[Objective]
List, from the lines below, each one with "Homs" in it.

[Stored rows]
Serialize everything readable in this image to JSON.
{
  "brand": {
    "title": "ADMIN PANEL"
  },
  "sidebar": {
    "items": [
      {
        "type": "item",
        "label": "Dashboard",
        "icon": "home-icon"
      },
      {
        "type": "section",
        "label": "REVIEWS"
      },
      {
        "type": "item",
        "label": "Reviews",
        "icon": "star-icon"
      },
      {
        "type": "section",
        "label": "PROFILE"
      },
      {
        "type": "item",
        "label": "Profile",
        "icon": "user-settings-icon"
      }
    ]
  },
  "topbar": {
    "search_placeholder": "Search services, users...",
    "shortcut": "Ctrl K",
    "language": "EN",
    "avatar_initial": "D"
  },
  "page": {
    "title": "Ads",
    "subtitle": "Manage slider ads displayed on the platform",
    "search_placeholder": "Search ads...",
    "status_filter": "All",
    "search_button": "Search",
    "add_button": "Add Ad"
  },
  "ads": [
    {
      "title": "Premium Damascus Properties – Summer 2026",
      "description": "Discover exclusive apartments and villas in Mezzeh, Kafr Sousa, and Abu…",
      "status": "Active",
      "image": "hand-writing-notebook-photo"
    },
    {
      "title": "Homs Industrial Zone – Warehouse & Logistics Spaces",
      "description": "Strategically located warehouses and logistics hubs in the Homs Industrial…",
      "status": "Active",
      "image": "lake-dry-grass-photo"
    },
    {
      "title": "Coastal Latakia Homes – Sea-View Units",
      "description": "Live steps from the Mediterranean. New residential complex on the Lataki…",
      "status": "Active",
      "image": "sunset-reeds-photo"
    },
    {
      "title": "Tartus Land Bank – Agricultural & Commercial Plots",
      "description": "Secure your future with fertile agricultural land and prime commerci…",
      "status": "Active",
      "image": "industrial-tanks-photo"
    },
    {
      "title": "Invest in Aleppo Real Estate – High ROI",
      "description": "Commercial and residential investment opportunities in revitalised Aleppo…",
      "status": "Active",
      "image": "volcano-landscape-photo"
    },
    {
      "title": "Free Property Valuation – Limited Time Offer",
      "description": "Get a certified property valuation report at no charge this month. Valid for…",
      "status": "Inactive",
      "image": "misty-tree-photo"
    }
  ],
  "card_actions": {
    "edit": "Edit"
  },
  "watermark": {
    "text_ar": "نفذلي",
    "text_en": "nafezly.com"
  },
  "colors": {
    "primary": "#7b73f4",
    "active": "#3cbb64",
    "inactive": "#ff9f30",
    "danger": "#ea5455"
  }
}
--
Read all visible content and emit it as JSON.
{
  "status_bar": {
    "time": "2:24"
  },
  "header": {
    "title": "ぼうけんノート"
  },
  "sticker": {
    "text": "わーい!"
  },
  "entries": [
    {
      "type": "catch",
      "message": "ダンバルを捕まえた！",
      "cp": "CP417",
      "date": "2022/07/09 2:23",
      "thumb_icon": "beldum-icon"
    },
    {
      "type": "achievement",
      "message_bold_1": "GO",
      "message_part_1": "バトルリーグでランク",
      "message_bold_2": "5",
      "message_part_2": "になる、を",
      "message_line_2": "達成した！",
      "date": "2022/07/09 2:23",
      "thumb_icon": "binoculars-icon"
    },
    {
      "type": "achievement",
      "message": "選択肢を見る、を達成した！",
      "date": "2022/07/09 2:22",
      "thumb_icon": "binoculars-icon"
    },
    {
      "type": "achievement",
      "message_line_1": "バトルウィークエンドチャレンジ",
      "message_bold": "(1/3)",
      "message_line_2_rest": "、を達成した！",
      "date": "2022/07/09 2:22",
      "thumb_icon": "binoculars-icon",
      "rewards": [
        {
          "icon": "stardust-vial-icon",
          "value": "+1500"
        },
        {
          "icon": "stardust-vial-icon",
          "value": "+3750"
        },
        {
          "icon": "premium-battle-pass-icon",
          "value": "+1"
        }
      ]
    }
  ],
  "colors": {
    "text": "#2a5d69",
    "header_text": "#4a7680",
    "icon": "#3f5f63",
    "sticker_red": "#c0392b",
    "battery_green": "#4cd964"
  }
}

[Exercise solution]
      "title": "Homs Industrial Zone – Warehouse & Logistics Spaces",
      "description": "Strategically located warehouses and logistics hubs in the Homs Industrial…",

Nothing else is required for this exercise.